Your objective -
Repeat each entry in full, exactly.

┌─ Data in this exercise

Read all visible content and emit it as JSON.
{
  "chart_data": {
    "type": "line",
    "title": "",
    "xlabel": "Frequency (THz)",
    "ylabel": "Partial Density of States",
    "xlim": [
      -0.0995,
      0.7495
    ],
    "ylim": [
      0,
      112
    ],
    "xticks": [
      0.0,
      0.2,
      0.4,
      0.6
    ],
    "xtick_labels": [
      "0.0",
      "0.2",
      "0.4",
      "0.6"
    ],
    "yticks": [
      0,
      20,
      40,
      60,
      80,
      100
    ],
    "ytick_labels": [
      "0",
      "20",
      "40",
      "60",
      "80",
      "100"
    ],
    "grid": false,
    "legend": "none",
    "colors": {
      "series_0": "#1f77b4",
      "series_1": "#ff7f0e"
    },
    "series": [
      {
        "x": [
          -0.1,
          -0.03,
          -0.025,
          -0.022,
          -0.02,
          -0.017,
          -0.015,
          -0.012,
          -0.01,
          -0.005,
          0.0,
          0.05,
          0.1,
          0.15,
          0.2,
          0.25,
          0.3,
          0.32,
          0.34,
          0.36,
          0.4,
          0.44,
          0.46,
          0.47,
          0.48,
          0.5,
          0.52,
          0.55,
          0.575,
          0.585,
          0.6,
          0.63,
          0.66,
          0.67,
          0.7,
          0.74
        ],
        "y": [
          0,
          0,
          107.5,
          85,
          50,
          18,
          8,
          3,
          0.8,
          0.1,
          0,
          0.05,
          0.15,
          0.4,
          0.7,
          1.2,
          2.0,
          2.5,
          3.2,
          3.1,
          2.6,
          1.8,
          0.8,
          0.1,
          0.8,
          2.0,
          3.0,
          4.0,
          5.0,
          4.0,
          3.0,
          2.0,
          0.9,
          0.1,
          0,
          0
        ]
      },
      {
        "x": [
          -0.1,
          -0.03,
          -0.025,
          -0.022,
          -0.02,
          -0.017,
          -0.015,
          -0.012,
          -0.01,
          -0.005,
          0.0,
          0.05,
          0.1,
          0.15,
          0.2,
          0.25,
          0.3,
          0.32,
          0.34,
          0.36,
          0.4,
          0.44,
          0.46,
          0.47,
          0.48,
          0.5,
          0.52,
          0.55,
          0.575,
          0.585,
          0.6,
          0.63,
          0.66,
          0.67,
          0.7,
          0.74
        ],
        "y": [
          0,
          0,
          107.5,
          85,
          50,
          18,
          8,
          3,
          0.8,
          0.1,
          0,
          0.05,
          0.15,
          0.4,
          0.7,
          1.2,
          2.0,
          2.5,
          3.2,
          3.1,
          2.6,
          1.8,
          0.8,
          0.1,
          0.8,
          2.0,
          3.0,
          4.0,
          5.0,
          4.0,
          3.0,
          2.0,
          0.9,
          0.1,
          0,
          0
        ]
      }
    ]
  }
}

└─

Expected output -
Read all visible content and emit it as JSON.
{
  "chart_data": {
    "type": "line",
    "title": "",
    "xlabel": "Frequency (THz)",
    "ylabel": "Partial Density of States",
    "xlim": [
      -0.0995,
      0.7495
    ],
    "ylim": [
      0,
      112
    ],
    "xticks": [
      0.0,
      0.2,
      0.4,
      0.6
    ],
    "xtick_labels": [
      "0.0",
      "0.2",
      "0.4",
      "0.6"
    ],
    "yticks": [
      0,
      20,
      40,
      60,
      80,
      100
    ],
    "ytick_labels": [
      "0",
      "20",
      "40",
      "60",
      "80",
      "100"
    ],
    "grid": false,
    "legend": "none",
    "colors": {
      "series_0": "#1f77b4",
      "series_1": "#ff7f0e"
    },
    "series": [
      {
        "x": [
          -0.1,
          -0.03,
          -0.025,
          -0.022,
          -0.02,
          -0.017,
          -0.015,
          -0.012,
          -0.01,
          -0.005,
          0.0,
          0.05,
          0.1,
          0.15,
          0.2,
          0.25,
          0.3,
          0.32,
          0.34,
          0.36,
          0.4,
          0.44,
          0.46,
          0.47,
          0.48,
          0.5,
          0.52,
          0.55,
          0.575,
          0.585,
          0.6,
          0.63,
          0.66,
          0.67,
          0.7,
          0.74
        ],
        "y": [
          0,
          0,
          107.5,
          85,
          50,
          18,
          8,
          3,
          0.8,
          0.1,
          0,
          0.05,
          0.15,
          0.4,
          0.7,
          1.2,
          2.0,
          2.5,
          3.2,
          3.1,
          2.6,
          1.8,
          0.8,
          0.1,
          0.8,
          2.0,
          3.0,
          4.0,
          5.0,
          4.0,
          3.0,
          2.0,
          0.9,
          0.1,
          0,
          0
        ]
      },
      {
        "x": [
          -0.1,
          -0.03,
          -0.025,
          -0.022,
          -0.02,
          -0.017,
          -0.015,
          -0.012,
          -0.01,
          -0.005,
          0.0,
          0.05,
          0.1,
          0.15,
          0.2,
          0.25,
          0.3,
          0.32,
          0.34,
          0.36,
          0.4,
          0.44,
          0.46,
          0.47,
          0.48,
          0.5,
          0.52,
          0.55,
          0.575,
          0.585,
          0.6,
          0.63,
          0.66,
          0.67,
          0.7,
          0.74
        ],
        "y": [
          0,
          0,
          107.5,
          85,
          50,
          18,
          8,
          3,
          0.8,
          0.1,
          0,
          0.05,
          0.15,
          0.4,
          0.7,
          1.2,
          2.0,
          2.5,
          3.2,
          3.1,
          2.6,
          1.8,
          0.8,
          0.1,
          0.8,
          2.0,
          3.0,
          4.0,
          5.0,
          4.0,
          3.0,
          2.0,
          0.9,
          0.1,
          0,
          0
        ]
      }
    ]
  }
}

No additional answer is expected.